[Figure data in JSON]
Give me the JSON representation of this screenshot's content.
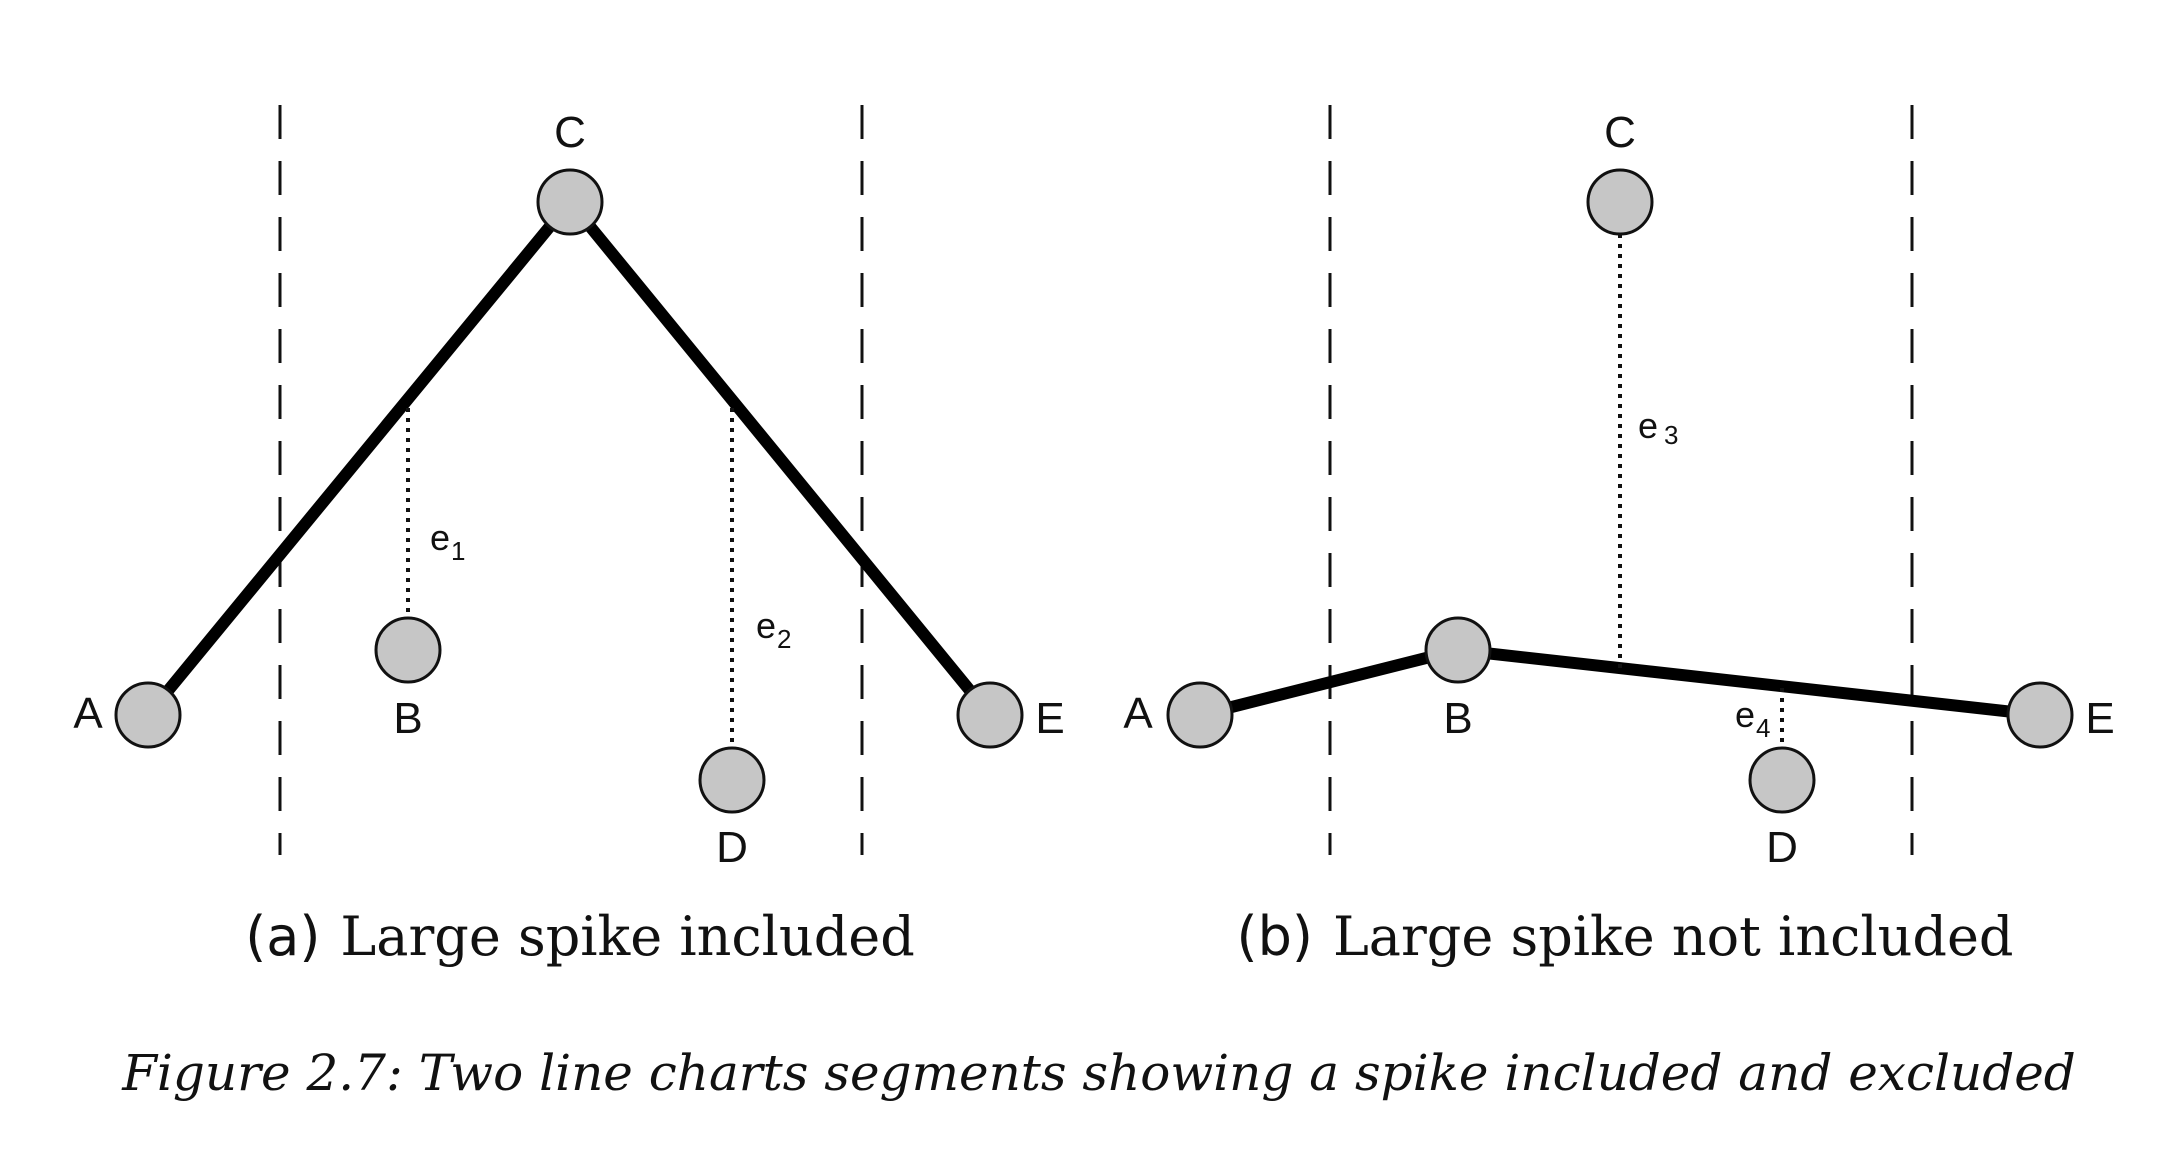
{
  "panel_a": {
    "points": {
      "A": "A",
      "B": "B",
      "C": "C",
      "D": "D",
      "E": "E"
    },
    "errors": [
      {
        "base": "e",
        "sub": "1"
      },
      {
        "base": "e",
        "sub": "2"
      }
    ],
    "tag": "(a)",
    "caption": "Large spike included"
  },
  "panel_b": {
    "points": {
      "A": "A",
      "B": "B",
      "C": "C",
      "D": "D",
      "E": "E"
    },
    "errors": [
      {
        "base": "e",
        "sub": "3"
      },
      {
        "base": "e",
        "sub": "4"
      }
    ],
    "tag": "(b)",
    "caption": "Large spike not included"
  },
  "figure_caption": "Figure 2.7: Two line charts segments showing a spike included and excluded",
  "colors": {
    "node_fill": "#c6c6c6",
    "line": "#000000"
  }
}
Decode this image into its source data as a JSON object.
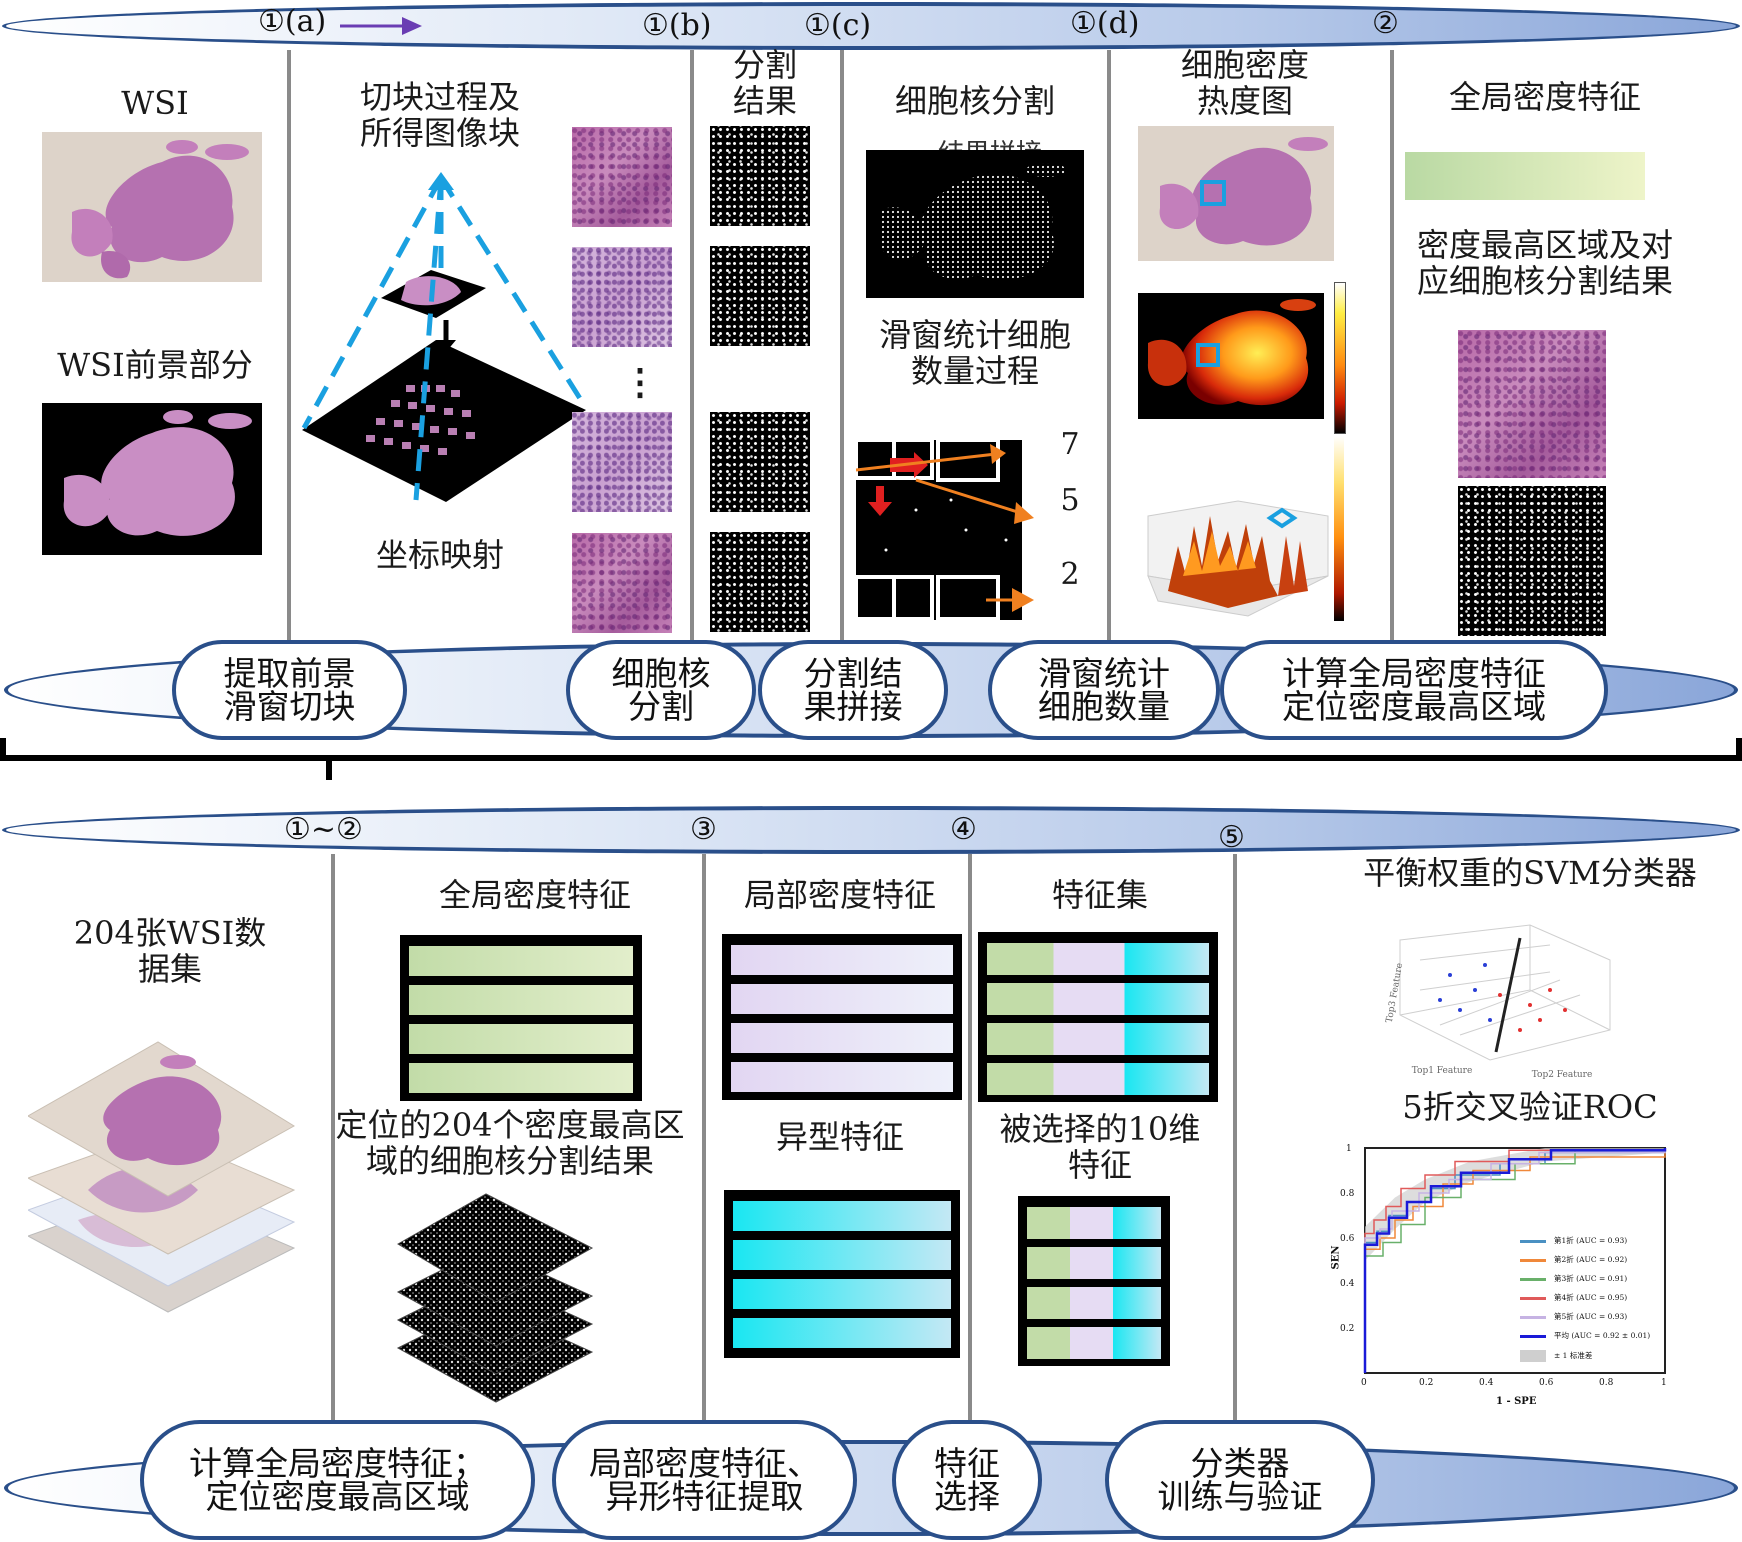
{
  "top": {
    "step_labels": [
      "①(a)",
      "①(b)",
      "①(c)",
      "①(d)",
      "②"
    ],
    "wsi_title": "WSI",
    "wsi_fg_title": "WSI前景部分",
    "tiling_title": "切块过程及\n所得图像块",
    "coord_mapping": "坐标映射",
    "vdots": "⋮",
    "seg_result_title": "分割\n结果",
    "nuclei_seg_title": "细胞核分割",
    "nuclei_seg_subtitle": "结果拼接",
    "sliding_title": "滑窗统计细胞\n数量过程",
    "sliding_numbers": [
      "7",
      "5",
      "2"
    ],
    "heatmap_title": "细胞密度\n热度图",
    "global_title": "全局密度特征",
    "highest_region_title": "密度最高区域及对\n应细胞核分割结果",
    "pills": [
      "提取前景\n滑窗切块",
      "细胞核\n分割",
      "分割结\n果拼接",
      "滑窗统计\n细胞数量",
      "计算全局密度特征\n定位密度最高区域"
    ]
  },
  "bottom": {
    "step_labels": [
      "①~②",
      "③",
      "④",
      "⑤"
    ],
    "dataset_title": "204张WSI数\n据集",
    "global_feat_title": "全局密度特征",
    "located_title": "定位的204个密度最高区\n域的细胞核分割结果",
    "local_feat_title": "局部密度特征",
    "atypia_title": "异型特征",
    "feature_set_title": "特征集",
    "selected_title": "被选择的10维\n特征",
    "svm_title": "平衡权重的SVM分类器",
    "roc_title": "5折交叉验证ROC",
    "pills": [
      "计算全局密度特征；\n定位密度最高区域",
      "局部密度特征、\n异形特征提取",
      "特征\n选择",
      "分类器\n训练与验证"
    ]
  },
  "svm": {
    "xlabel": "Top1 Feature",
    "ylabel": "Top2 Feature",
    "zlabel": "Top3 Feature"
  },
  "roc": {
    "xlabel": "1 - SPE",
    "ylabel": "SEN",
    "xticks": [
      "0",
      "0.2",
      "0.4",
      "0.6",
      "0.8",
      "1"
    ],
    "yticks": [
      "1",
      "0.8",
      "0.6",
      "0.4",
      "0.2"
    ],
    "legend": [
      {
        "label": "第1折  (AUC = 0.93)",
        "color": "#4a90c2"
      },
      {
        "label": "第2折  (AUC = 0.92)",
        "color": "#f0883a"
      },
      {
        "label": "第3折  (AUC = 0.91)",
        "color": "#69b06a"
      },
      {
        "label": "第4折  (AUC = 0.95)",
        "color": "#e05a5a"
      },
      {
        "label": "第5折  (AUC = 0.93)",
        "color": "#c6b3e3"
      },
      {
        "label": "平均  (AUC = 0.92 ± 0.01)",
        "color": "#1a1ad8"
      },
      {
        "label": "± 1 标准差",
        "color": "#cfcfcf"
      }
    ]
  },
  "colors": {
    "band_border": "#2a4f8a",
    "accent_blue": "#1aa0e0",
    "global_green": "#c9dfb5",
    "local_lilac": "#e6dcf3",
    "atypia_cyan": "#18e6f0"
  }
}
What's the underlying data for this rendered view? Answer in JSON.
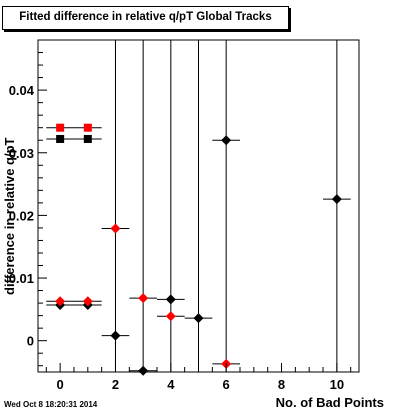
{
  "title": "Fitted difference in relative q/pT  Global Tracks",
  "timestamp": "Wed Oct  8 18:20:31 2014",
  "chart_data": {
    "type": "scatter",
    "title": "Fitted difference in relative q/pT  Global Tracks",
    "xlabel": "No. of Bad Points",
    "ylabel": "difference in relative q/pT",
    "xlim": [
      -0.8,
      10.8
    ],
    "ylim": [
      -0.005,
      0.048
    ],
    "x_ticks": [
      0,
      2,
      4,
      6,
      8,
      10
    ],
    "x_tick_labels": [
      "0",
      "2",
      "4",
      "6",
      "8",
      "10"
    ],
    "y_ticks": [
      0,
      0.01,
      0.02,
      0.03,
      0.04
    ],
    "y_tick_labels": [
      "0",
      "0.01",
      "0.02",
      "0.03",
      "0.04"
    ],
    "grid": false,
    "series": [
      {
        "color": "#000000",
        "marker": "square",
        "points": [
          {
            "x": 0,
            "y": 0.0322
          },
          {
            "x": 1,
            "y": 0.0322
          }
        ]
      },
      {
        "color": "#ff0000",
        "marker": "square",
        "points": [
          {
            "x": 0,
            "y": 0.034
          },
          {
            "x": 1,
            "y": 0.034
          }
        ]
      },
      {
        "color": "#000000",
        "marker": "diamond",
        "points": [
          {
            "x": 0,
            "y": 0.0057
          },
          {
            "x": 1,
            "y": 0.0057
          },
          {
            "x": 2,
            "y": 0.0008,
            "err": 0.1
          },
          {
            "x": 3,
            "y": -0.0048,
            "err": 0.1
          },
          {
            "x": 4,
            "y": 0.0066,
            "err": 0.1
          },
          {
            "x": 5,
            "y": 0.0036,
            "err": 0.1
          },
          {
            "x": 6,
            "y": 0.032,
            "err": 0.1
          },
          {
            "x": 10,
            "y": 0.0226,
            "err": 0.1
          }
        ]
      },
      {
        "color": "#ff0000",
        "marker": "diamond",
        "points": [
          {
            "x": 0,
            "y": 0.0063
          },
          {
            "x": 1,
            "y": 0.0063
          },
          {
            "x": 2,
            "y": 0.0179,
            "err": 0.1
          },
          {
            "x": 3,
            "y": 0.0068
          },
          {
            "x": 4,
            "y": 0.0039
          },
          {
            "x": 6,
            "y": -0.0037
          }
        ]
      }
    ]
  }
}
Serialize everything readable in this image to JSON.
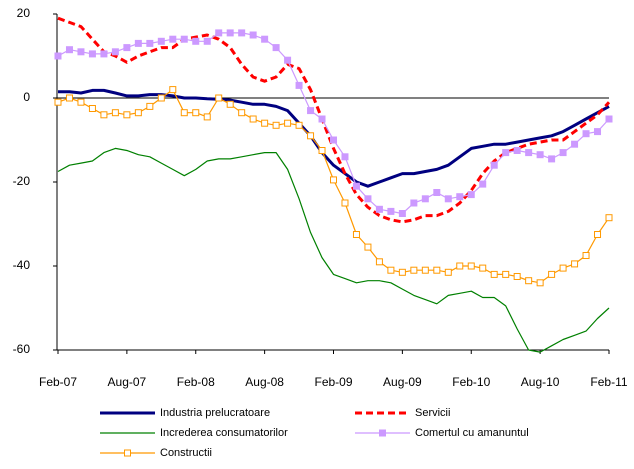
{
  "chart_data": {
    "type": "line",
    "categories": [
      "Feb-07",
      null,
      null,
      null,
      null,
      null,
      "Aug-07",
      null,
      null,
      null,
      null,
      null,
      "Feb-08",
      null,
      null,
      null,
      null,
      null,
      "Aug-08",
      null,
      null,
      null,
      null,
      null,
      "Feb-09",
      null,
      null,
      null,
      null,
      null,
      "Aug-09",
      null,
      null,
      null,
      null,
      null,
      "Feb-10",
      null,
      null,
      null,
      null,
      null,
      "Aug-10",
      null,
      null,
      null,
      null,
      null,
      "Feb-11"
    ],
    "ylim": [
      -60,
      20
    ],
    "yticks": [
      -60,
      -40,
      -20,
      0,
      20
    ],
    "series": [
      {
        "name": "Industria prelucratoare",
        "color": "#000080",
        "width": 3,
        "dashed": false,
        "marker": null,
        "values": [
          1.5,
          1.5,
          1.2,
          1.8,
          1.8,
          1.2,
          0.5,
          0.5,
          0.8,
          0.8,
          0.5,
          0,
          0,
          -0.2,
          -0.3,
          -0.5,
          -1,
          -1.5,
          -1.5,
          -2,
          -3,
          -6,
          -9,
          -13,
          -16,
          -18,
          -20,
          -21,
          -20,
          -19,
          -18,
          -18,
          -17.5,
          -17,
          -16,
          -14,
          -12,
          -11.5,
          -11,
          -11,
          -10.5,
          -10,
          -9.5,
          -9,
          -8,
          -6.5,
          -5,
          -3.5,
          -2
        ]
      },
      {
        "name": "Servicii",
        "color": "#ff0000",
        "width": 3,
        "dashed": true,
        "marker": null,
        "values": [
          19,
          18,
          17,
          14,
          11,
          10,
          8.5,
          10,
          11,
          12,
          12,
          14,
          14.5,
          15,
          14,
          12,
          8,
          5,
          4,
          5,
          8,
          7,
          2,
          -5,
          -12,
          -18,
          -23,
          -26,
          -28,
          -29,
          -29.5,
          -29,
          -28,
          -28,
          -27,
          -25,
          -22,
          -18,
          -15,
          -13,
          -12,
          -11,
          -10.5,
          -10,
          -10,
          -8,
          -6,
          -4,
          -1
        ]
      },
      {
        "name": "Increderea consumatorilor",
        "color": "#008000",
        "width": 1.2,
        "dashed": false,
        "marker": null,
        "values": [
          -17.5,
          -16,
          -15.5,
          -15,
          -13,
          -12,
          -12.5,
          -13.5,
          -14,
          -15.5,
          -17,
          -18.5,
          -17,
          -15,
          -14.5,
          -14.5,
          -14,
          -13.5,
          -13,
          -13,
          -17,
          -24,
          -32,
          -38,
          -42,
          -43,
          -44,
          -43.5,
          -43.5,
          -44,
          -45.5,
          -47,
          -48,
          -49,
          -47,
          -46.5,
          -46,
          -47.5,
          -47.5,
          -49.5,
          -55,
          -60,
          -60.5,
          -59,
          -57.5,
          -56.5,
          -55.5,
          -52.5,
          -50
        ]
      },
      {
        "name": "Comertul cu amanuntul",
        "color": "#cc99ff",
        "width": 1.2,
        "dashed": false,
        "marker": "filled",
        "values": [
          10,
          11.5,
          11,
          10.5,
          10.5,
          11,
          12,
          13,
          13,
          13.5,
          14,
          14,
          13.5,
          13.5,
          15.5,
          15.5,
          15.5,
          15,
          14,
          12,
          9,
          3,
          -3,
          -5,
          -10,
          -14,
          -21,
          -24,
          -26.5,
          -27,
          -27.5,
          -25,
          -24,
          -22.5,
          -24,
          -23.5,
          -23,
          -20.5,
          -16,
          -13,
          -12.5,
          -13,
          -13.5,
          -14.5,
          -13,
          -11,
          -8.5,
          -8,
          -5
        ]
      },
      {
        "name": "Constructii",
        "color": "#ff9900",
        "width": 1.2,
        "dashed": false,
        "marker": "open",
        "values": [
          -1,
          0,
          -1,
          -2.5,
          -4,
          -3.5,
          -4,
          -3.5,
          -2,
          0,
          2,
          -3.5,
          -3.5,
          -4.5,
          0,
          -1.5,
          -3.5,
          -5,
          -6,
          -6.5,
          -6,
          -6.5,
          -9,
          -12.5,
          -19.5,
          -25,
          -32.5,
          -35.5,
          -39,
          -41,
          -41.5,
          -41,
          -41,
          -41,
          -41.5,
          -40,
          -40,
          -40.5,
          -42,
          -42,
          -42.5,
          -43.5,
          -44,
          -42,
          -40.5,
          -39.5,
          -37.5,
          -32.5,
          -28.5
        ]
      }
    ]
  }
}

WHAT TO DO
Scan the listing above. Gather each line that contains the word "计算全局密度特征".

ANSWER TO THIS EXERCISE
      "计算全局密度特征\n定位密度最高区域"
      "计算全局密度特征；\n定位密度最高区域",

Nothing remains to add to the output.